• [WRITTEN INSTRUCTION]: What follows is a set of entries. Give them again exactly, without the pictures.
*** MATERIAL ***
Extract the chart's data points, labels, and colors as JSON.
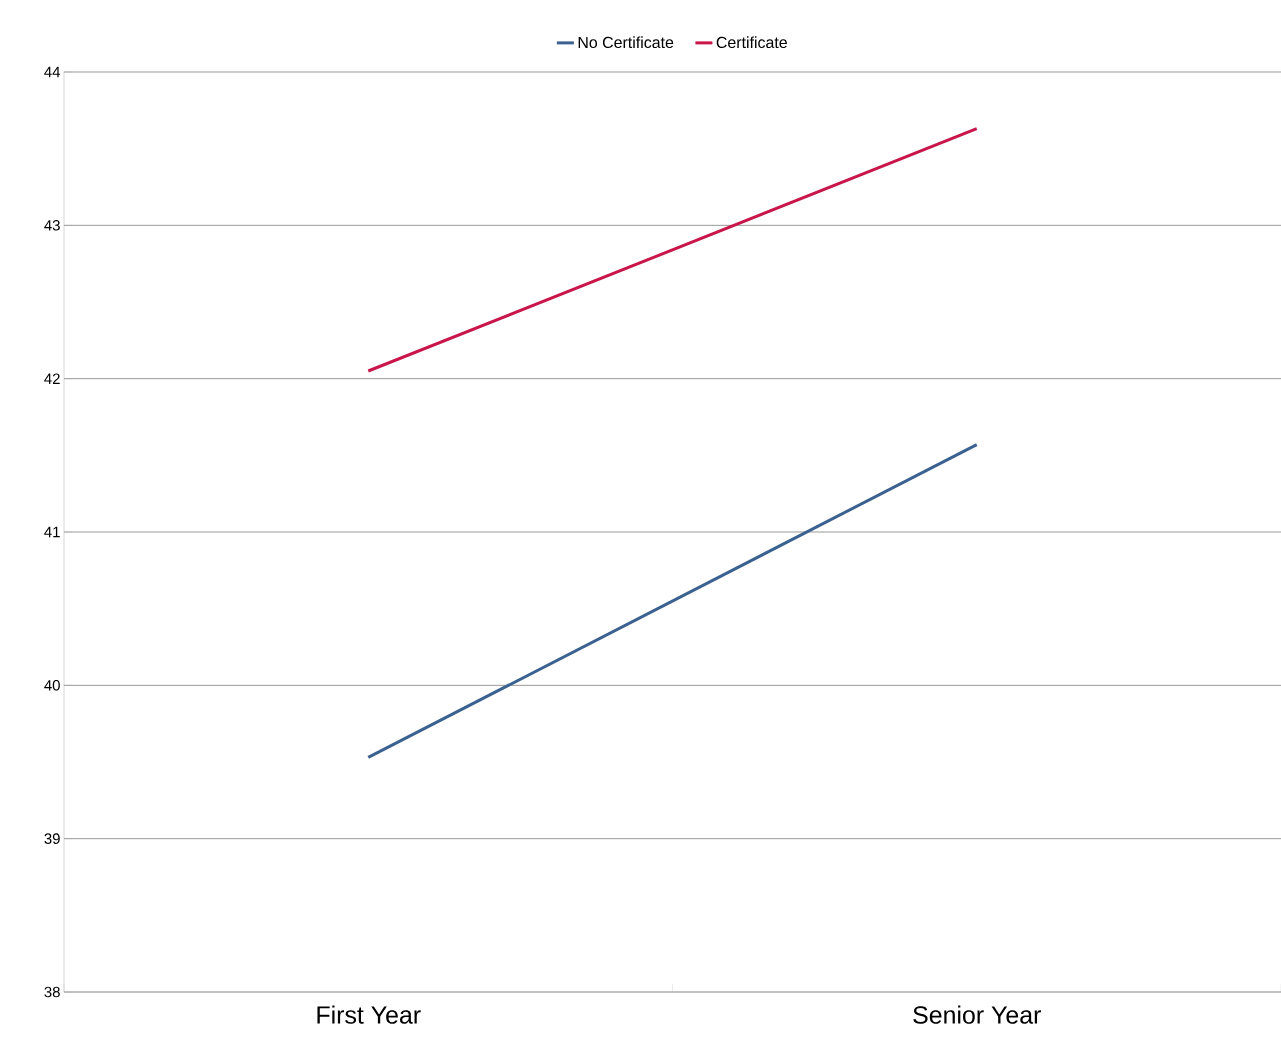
{
  "chart_data": {
    "type": "line",
    "categories": [
      "First Year",
      "Senior Year"
    ],
    "series": [
      {
        "name": "No Certificate",
        "color": "#3a6190",
        "values": [
          39.53,
          41.57
        ]
      },
      {
        "name": "Certificate",
        "color": "#c8164a",
        "values": [
          42.05,
          43.63
        ]
      }
    ],
    "ylim": [
      38,
      44
    ],
    "yticks": [
      38,
      39,
      40,
      41,
      42,
      43,
      44
    ],
    "grid": "y",
    "legend": "top",
    "marker": "none",
    "line_style": "solid"
  }
}
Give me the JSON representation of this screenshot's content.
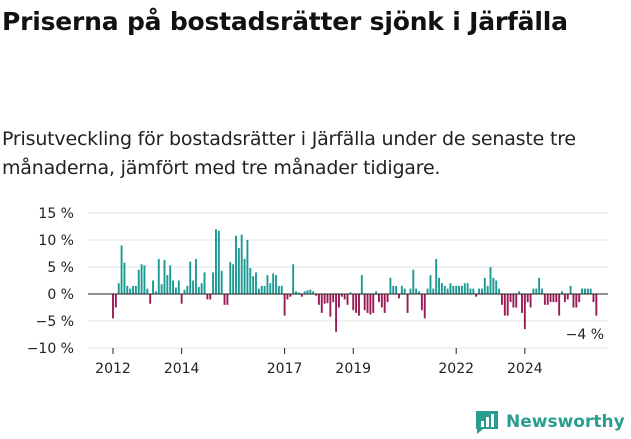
***
• [SOLUTION]:
Extract the chart's data points, labels, and colors as JSON.
{
  "chart_data": {
    "type": "line",
    "categories": [
      "First Year",
      "Senior Year"
    ],
    "series": [
      {
        "name": "No Certificate",
        "color": "#3a6190",
        "values": [
          39.53,
          41.57
        ]
      },
      {
        "name": "Certificate",
        "color": "#c8164a",
        "values": [
          42.05,
          43.63
        ]
      }
    ],
    "ylim": [
      38,
      44
    ],
    "yticks": [
      38,
      39,
      40,
      41,
      42,
      43,
      44
    ],
    "grid": "y",
    "legend": "top",
    "marker": "none",
    "line_style": "solid"
  }
}
Give me the JSON representation of this screenshot's content.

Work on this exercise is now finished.